Collected data entries:
===
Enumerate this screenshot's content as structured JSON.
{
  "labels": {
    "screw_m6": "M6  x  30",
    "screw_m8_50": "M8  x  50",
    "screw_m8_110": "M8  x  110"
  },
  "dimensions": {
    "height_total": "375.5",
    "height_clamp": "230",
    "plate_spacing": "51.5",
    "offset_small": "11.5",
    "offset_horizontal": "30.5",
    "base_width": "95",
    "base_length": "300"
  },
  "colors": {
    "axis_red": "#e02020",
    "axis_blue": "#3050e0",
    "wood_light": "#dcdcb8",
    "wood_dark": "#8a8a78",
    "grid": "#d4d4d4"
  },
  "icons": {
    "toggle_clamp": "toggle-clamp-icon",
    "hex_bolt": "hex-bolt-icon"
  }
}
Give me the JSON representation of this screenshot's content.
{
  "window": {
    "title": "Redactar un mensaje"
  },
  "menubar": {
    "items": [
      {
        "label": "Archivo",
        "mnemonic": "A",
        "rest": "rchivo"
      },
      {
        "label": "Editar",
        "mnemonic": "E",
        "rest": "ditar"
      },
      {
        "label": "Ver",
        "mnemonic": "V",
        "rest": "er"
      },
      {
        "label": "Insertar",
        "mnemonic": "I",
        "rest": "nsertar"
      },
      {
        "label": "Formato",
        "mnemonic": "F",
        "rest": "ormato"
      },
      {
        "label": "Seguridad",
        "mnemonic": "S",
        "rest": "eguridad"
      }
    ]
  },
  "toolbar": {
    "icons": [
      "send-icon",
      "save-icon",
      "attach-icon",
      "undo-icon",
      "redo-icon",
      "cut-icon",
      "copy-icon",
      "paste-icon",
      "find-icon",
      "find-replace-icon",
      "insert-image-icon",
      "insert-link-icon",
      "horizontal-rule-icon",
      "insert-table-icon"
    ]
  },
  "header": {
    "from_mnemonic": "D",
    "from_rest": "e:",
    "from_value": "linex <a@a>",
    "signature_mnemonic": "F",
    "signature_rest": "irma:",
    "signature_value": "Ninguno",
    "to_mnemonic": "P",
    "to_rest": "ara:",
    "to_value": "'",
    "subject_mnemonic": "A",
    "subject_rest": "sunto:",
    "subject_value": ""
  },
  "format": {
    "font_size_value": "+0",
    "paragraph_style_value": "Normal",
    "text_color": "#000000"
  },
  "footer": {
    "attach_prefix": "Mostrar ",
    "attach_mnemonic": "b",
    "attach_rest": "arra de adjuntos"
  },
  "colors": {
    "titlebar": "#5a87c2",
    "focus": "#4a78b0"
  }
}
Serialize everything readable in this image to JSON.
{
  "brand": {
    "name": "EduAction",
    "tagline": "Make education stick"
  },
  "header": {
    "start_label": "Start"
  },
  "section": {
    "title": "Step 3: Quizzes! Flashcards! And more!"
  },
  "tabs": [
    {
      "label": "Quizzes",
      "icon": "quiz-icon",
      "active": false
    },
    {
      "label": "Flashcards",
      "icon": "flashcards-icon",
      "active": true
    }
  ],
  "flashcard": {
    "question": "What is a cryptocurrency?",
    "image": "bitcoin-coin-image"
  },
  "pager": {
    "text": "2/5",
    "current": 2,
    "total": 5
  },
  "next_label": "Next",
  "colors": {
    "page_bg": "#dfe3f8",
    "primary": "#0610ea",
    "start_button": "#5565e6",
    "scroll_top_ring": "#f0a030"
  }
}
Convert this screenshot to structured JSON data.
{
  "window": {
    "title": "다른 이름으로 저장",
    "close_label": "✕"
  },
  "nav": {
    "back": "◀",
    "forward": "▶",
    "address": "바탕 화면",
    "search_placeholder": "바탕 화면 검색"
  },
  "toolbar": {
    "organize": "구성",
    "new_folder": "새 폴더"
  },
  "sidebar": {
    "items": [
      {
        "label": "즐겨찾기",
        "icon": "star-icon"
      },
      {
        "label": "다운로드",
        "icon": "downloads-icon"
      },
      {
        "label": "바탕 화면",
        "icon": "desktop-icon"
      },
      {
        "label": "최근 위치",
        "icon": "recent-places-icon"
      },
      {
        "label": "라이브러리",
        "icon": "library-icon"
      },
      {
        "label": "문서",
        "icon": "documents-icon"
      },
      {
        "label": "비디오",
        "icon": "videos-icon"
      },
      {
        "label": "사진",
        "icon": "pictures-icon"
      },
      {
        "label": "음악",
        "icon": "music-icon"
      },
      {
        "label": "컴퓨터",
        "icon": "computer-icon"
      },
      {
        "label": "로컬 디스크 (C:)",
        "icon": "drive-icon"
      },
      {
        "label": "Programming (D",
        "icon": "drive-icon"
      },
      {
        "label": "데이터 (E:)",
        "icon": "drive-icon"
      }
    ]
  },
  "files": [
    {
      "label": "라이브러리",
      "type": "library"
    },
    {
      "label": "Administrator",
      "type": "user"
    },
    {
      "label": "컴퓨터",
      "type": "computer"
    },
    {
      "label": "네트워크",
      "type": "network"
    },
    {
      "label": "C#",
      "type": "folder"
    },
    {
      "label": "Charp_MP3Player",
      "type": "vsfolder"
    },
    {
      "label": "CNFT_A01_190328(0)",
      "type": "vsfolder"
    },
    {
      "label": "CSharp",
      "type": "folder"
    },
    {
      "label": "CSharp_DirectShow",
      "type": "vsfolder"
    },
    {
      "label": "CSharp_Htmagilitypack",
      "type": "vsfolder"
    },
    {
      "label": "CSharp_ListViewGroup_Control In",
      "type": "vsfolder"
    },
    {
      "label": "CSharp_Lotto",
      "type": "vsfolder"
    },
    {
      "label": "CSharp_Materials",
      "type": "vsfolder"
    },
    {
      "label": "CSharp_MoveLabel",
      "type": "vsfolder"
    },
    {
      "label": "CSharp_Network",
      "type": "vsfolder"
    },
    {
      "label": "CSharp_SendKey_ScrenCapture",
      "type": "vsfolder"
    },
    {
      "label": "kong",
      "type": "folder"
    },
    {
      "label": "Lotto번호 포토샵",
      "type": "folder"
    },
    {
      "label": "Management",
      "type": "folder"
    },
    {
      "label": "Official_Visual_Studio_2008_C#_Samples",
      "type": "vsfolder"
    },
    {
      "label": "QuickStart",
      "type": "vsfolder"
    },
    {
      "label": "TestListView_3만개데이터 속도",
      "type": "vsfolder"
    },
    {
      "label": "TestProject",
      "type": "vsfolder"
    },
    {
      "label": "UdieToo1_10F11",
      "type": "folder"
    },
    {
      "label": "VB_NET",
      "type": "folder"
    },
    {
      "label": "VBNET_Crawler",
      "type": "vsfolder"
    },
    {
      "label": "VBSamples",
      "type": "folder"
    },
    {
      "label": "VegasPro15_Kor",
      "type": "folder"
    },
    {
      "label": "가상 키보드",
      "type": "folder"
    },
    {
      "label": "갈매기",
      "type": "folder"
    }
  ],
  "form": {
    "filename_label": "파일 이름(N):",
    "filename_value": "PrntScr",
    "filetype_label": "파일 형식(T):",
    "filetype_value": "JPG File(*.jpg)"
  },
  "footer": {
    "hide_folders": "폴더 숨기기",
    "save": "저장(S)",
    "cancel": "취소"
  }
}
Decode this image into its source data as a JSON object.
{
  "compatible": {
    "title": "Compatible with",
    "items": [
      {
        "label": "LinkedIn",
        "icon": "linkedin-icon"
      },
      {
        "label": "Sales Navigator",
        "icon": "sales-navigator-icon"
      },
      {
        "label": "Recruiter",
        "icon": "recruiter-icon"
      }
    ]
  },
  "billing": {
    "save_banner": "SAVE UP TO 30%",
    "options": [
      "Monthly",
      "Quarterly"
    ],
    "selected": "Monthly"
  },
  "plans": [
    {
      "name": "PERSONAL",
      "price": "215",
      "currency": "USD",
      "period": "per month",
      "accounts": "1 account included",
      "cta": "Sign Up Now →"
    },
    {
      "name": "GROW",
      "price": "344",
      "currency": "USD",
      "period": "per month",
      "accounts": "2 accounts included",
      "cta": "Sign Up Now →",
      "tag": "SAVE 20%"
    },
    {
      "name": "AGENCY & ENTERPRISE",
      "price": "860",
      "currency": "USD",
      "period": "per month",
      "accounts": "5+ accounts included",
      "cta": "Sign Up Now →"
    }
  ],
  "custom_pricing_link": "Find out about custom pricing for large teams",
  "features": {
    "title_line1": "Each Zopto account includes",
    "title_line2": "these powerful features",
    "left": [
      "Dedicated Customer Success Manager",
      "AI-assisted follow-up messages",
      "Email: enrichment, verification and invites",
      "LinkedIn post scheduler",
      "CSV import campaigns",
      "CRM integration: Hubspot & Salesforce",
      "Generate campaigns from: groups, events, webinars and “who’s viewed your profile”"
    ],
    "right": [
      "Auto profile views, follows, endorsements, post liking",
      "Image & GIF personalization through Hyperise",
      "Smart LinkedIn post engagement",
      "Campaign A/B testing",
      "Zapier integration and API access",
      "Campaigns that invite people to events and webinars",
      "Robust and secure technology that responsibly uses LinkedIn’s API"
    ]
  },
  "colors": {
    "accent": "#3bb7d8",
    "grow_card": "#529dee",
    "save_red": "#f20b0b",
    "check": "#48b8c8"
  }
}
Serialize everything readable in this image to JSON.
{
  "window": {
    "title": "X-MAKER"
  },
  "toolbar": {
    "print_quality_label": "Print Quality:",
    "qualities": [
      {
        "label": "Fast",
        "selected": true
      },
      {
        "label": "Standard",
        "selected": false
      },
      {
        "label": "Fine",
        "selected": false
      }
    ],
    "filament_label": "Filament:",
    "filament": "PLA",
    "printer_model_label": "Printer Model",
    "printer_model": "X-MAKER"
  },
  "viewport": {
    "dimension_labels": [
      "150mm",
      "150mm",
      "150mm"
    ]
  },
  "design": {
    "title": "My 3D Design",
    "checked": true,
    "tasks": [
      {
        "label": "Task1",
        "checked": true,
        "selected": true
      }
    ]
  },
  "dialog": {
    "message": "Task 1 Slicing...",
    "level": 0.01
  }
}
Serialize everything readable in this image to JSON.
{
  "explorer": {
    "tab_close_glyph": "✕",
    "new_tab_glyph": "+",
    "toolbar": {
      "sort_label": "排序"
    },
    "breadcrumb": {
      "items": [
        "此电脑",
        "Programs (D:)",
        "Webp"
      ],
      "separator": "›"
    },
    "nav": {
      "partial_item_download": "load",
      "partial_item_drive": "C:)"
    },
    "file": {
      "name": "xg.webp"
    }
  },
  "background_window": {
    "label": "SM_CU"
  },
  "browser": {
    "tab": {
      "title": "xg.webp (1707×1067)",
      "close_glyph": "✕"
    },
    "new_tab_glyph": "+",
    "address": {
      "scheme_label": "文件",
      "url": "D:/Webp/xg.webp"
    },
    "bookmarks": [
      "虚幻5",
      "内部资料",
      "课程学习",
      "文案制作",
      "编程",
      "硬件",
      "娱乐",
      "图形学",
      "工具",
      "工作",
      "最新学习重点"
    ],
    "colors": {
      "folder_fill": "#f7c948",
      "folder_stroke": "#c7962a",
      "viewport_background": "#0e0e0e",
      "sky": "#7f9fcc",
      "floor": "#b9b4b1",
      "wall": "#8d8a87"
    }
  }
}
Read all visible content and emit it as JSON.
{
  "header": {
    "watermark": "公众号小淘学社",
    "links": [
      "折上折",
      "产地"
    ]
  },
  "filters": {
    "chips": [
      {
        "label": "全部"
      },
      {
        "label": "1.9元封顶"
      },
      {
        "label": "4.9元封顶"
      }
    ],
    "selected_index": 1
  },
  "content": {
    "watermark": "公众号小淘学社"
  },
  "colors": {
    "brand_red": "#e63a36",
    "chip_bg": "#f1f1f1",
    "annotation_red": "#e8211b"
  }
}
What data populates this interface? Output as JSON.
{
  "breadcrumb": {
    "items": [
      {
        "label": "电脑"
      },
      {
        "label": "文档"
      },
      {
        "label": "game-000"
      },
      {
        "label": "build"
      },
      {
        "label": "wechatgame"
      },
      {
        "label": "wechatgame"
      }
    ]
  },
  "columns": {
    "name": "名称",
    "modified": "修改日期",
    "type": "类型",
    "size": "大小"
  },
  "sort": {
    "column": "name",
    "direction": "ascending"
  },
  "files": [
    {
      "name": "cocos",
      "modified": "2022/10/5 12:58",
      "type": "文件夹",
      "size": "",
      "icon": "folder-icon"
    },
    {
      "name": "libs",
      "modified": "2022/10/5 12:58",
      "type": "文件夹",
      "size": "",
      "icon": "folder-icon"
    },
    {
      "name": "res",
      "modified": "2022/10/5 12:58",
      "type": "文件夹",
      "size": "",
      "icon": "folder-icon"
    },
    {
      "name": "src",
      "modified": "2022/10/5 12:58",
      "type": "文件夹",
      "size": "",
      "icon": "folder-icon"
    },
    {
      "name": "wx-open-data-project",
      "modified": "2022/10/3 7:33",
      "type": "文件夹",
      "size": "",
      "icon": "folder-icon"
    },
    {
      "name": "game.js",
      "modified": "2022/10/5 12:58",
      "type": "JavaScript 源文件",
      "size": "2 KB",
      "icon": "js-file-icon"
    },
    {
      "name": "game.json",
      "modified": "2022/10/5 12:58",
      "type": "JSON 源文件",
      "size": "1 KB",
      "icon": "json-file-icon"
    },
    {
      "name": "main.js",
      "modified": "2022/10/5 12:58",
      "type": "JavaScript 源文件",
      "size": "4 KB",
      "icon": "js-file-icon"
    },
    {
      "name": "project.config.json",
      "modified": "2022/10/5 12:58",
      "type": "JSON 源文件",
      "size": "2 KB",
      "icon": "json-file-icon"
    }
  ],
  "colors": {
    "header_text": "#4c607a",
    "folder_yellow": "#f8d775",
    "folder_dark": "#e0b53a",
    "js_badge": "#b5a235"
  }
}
===
## DESCRIPTION OF THE TASK
In the lines above, locate the string "accounts". Copy every line where it occurs.

## WRITTEN ANSWER
      "accounts": "1 account included",
      "accounts": "2 accounts included",
      "accounts": "5+ accounts included",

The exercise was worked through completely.